##### Page extract

Twenty years ago, commentator Katie Davis had a chance to sit down with Gabriel Garcia Marquez. Afterwards she wasn’t sure whether she had conducted an interview or participated in a piece of fiction.

"I was aware that Garcia Marquez had a habit of making things up during his interviews. He liked to give each journalist a gift, something original, so they didn't go away with the same old stuff," Davis says. The author initially misheard Davis' first name as Vicky — and insisted on calling her Vicky from that point on...

"And in my case, he included a reminder for when I lose sight of 'the other reality.' Garcia Marquez opened my copy of One Hundred Years of Solitude and wrote: 'To Vicky… with a kiss, Gabo.'"

From Living to Tell the Tale (Knopf, 2003):

My mother asked me to go with her to sell the house. She had come that morning from the distant town where the family lived, and she had no idea how to find me. She asked around among acquaintances and was told to look for me at the Libreria Mundo, or in the nearby cafes, where I went twice a day to talk with my writer friends. The one who told her this warned her: "Be careful, because they're all out of their minds." She arrived at twelve sharp. With her light step she made her way among the tables of books on display, stopped in front of me, looking into my eyes with the mischievous smile of her better days, and before I could react she said:

"I'm your mother."

##########
##### Data supplied

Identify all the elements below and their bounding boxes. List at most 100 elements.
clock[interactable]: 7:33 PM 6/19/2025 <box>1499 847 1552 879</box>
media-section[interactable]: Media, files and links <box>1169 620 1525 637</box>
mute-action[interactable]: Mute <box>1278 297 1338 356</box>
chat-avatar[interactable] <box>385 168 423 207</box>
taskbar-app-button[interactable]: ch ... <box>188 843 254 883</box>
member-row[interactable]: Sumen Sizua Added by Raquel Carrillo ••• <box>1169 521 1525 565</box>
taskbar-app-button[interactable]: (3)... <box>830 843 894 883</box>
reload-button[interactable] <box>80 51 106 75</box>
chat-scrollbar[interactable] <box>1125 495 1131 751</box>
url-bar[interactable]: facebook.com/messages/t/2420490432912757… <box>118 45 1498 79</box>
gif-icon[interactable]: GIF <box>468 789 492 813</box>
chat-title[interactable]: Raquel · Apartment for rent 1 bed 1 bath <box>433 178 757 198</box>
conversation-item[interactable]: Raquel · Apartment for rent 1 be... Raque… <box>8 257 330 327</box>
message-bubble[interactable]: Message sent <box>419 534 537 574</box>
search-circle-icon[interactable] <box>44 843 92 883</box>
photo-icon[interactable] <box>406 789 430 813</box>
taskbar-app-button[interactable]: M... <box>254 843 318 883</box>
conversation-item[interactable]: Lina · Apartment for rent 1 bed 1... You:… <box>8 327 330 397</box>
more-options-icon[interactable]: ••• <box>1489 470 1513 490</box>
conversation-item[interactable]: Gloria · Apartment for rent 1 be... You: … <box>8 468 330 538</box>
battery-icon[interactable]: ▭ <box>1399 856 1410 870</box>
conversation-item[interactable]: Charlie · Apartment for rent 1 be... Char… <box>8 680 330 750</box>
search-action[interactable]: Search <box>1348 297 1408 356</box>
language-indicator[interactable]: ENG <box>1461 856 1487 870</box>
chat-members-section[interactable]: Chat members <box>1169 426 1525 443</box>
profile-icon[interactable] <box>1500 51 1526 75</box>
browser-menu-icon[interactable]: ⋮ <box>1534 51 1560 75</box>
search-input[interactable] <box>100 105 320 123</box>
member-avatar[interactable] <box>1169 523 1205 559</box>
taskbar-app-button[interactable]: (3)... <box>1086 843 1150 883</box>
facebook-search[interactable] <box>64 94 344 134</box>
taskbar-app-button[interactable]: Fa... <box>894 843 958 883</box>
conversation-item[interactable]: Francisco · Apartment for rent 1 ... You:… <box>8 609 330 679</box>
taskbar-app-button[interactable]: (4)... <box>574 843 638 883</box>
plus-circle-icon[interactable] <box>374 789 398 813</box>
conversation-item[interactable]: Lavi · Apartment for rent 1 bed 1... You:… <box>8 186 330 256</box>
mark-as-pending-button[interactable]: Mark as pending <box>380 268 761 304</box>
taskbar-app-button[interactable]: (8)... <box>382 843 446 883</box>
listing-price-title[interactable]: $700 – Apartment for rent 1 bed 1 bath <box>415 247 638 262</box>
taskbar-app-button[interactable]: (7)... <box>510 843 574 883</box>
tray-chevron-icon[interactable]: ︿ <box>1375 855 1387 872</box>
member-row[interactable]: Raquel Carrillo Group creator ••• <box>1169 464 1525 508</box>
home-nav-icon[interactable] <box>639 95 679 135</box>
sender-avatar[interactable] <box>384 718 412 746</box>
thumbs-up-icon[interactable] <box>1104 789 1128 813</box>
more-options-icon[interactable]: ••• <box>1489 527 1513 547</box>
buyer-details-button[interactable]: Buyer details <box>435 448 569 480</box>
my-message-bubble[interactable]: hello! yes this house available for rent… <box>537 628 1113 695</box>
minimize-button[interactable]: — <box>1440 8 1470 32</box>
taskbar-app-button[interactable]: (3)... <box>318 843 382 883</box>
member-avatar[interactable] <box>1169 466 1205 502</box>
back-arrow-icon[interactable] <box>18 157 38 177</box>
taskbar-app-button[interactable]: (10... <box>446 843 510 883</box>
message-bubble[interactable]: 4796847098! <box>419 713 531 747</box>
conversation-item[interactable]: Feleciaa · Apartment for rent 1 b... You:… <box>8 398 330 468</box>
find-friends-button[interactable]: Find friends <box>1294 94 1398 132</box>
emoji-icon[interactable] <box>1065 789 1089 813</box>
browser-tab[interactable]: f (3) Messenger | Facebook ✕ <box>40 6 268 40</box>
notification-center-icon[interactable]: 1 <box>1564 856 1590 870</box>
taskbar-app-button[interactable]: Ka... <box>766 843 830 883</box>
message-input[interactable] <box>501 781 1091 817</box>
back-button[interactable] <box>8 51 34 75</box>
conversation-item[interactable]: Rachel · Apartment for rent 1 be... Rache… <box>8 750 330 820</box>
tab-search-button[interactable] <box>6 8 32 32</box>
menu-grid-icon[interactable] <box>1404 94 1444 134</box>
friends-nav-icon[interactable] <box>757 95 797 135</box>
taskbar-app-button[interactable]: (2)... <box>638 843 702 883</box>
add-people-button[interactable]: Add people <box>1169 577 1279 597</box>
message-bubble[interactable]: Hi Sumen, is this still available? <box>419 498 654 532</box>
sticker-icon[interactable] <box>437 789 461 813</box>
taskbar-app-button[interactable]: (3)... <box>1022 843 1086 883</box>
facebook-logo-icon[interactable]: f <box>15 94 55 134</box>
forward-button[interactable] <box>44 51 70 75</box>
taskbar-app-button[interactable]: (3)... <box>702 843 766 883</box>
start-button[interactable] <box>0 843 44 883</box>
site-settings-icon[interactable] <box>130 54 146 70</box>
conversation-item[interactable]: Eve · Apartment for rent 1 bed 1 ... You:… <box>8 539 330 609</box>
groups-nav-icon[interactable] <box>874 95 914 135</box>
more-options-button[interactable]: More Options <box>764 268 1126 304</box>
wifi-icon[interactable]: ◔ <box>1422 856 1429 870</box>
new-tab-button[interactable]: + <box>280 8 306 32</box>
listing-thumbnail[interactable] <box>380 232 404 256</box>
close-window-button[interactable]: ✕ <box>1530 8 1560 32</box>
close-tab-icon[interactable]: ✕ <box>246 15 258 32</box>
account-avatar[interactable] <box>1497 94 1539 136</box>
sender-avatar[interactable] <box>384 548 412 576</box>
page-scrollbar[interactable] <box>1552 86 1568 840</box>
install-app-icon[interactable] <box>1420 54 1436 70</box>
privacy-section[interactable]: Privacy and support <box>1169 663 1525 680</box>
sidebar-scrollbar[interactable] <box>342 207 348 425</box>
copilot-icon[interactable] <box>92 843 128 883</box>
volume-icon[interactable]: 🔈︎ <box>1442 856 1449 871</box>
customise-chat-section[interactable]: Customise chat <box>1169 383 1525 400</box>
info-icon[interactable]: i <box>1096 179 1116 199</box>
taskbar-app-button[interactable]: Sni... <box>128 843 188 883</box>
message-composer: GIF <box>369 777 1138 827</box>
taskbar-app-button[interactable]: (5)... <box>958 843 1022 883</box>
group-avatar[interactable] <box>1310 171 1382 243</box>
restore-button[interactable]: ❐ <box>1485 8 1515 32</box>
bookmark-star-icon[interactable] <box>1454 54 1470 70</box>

##########

• [Given task]
Reproduce the Gabriel Garcia Marquez text above in full, word for word.

• [Written answer]
Twenty years ago, commentator Katie Davis had a chance to sit down with Gabriel Garcia Marquez. Afterwards she wasn’t sure whether she had conducted an interview or participated in a piece of fiction.

"I was aware that Garcia Marquez had a habit of making things up during his interviews. He liked to give each journalist a gift, something original, so they didn't go away with the same old stuff," Davis says. The author initially misheard Davis' first name as Vicky — and insisted on calling her Vicky from that point on...

"And in my case, he included a reminder for when I lose sight of 'the other reality.' Garcia Marquez opened my copy of One Hundred Years of Solitude and wrote: 'To Vicky… with a kiss, Gabo.'"

From Living to Tell the Tale (Knopf, 2003):

My mother asked me to go with her to sell the house. She had come that morning from the distant town where the family lived, and she had no idea how to find me. She asked around among acquaintances and was told to look for me at the Libreria Mundo, or in the nearby cafes, where I went twice a day to talk with my writer friends. The one who told her this warned her: "Be careful, because they're all out of their minds." She arrived at twelve sharp. With her light step she made her way among the tables of books on display, stopped in front of me, looking into my eyes with the mischievous smile of her better days, and before I could react she said:

"I'm your mother."